> Data extract
++++++++++

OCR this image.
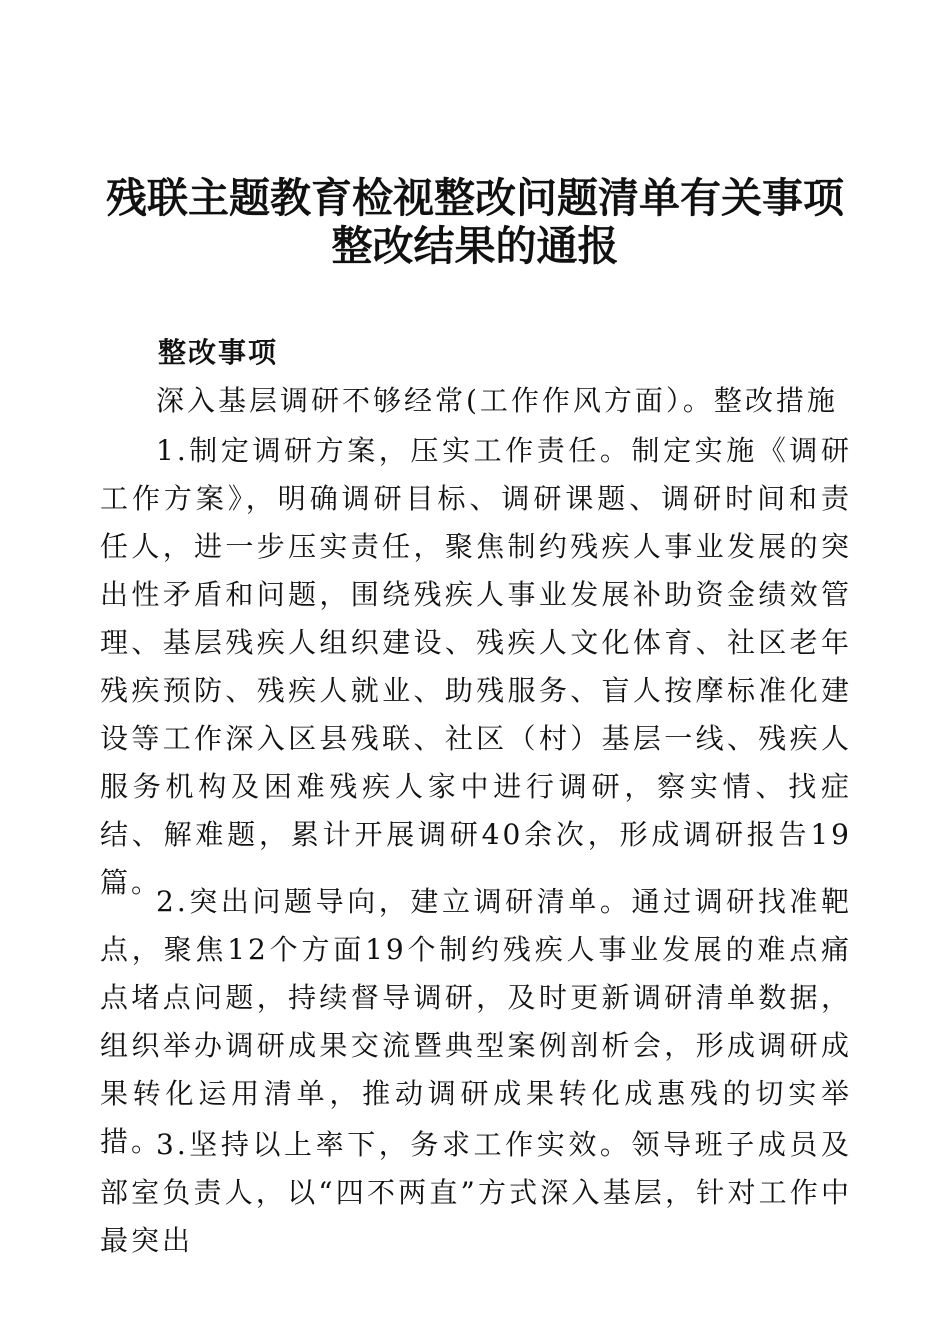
残联主题教育检视整改问题清单有关事项
整改结果的通报
整改事项

深入基层调研不够经常(工作作风方面）。整改措施

1.制定调研方案，压实工作责任。制定实施《调研工作方案》，明确调研目标、调研课题、调研时间和责任人，进一步压实责任，聚焦制约残疾人事业发展的突出性矛盾和问题，围绕残疾人事业发展补助资金绩效管理、基层残疾人组织建设、残疾人文化体育、社区老年残疾预防、残疾人就业、助残服务、盲人按摩标准化建设等工作深入区县残联、社区（村）基层一线、残疾人服务机构及困难残疾人家中进行调研，察实情、找症结、解难题，累计开展调研40余次，形成调研报告19篇。

2.突出问题导向，建立调研清单。通过调研找准靶点，聚焦12个方面19个制约残疾人事业发展的难点痛点堵点问题，持续督导调研，及时更新调研清单数据，组织举办调研成果交流暨典型案例剖析会，形成调研成果转化运用清单，推动调研成果转化成惠残的切实举措。

3.坚持以上率下，务求工作实效。领导班子成员及部室负责人，以“四不两直”方式深入基层，针对工作中最突出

++++++++++

Pictures stay out; repeat all the rest of the records exactly.

> Exercise response
OCR this image.
残联主题教育检视整改问题清单有关事项
整改结果的通报
整改事项

深入基层调研不够经常(工作作风方面）。整改措施

1.制定调研方案，压实工作责任。制定实施《调研工作方案》，明确调研目标、调研课题、调研时间和责任人，进一步压实责任，聚焦制约残疾人事业发展的突出性矛盾和问题，围绕残疾人事业发展补助资金绩效管理、基层残疾人组织建设、残疾人文化体育、社区老年残疾预防、残疾人就业、助残服务、盲人按摩标准化建设等工作深入区县残联、社区（村）基层一线、残疾人服务机构及困难残疾人家中进行调研，察实情、找症结、解难题，累计开展调研40余次，形成调研报告19篇。

2.突出问题导向，建立调研清单。通过调研找准靶点，聚焦12个方面19个制约残疾人事业发展的难点痛点堵点问题，持续督导调研，及时更新调研清单数据，组织举办调研成果交流暨典型案例剖析会，形成调研成果转化运用清单，推动调研成果转化成惠残的切实举措。

3.坚持以上率下，务求工作实效。领导班子成员及部室负责人，以“四不两直”方式深入基层，针对工作中最突出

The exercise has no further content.